* _What the exercise asks_:
Gather each line containing the string "ABC中" from these entries.

(Saved entries)
────────────────────────────────────────

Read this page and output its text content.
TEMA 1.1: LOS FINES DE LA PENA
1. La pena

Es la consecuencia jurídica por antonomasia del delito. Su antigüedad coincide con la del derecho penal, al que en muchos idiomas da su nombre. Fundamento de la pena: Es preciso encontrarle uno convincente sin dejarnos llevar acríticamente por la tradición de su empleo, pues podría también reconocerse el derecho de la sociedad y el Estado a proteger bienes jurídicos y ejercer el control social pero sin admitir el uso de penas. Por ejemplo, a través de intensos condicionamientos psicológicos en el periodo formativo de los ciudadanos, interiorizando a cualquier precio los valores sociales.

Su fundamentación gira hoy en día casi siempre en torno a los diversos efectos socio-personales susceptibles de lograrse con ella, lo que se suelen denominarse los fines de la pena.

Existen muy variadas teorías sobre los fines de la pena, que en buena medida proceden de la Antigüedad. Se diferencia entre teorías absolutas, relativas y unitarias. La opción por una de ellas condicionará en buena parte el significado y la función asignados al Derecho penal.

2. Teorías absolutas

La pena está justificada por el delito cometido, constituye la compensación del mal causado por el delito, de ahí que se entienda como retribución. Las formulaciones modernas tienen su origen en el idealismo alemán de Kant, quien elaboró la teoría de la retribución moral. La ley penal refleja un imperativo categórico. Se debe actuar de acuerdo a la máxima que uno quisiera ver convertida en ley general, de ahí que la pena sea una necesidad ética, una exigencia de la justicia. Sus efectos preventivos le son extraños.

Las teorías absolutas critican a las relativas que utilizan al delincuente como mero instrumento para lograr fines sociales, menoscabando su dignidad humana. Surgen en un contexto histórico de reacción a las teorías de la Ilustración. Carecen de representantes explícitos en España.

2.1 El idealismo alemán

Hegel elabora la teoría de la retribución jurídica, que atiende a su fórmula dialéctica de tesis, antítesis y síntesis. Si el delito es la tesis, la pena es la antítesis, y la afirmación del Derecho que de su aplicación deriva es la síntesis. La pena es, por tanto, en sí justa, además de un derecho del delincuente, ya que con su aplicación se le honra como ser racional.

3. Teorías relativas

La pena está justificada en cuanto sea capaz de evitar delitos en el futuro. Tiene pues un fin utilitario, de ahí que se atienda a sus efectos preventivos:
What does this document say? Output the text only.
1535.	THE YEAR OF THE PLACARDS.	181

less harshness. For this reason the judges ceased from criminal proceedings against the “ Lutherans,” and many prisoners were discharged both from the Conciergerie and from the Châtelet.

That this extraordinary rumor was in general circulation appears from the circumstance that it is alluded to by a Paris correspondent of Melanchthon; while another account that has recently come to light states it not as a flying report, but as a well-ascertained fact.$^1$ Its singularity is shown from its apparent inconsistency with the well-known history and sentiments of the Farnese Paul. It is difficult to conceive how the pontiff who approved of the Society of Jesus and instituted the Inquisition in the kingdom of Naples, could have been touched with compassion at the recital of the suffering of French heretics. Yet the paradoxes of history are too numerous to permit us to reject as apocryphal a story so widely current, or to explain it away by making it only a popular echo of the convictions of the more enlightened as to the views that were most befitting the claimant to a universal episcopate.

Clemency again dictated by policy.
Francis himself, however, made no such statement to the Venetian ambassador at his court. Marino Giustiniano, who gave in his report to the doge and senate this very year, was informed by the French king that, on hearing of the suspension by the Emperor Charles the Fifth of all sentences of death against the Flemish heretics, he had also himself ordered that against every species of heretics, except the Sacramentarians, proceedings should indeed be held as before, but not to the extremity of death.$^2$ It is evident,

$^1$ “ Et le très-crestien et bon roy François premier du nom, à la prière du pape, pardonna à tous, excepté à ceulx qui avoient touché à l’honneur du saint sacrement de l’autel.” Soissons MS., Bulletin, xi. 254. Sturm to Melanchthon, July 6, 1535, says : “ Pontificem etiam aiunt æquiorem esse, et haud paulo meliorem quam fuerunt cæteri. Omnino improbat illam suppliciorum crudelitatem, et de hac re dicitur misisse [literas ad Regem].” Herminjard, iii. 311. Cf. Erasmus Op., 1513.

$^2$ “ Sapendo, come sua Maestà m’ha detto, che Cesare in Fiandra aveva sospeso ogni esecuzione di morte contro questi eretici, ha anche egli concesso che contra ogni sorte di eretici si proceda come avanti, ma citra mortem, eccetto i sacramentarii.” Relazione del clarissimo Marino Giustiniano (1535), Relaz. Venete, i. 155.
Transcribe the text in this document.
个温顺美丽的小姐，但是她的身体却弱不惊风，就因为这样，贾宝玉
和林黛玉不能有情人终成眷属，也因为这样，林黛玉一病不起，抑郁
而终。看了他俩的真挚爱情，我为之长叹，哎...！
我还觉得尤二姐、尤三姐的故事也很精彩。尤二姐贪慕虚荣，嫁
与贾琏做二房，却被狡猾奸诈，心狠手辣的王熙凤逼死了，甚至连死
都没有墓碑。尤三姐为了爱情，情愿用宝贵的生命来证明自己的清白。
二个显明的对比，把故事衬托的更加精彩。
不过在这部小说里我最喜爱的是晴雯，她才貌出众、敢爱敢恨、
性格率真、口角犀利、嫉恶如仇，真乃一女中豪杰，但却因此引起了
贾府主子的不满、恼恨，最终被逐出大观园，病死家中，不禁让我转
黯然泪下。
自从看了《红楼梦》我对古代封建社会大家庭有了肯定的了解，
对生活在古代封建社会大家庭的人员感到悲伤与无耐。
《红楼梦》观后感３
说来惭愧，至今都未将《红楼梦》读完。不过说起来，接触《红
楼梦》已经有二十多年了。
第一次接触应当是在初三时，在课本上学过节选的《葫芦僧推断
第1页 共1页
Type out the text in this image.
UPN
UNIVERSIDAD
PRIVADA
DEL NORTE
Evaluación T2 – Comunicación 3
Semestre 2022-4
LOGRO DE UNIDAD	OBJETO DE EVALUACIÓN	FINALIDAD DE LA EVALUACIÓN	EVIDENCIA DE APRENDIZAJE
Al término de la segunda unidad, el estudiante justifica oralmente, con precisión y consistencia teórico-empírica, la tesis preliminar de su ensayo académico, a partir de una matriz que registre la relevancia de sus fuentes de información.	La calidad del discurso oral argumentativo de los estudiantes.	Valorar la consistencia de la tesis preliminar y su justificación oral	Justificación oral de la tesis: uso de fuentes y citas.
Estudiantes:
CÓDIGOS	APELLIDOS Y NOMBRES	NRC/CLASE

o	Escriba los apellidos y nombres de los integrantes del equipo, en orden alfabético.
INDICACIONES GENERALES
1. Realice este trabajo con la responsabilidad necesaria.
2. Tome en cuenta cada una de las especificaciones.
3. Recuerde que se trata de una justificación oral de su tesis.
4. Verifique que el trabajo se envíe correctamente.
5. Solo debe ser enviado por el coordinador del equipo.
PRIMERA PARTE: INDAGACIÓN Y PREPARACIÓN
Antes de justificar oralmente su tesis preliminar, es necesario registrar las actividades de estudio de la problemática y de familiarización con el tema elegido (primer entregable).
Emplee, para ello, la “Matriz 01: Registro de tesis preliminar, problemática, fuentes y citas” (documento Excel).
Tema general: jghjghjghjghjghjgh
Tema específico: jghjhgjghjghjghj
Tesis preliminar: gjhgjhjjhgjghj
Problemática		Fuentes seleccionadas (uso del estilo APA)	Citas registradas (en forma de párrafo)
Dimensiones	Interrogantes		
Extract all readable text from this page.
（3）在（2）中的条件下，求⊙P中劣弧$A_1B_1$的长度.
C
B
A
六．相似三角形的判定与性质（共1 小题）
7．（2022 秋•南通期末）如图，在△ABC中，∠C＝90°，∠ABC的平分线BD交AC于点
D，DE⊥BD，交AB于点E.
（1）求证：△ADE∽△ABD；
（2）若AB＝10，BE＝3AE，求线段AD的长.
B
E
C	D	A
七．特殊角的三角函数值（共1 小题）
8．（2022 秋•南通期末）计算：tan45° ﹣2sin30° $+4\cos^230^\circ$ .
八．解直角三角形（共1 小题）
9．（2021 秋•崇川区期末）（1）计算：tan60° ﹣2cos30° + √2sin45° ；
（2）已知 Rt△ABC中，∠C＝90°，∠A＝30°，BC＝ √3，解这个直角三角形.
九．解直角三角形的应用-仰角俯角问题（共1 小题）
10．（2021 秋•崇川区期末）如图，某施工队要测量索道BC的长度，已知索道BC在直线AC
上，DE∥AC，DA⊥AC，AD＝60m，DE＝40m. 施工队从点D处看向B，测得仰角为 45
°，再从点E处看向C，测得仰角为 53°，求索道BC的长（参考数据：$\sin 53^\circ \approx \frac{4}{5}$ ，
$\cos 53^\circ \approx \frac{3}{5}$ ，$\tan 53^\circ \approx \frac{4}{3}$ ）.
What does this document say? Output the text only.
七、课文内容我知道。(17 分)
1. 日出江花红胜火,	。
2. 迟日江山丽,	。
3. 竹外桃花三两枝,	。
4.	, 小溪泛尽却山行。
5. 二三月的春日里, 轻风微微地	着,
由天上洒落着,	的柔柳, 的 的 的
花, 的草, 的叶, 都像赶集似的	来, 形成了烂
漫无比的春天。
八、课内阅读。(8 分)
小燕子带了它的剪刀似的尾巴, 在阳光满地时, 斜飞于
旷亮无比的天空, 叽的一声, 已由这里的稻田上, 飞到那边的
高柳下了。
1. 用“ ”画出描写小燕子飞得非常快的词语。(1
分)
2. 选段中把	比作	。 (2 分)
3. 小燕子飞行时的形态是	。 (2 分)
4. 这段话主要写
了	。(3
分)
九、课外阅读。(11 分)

────────────────────────────────────────

* _Reply to the exercise_:
7．（2022 秋•南通期末）如图，在△ABC中，∠C＝90°，∠ABC的平分线BD交AC于点
（2）已知 Rt△ABC中，∠C＝90°，∠A＝30°，BC＝ √3，解这个直角三角形.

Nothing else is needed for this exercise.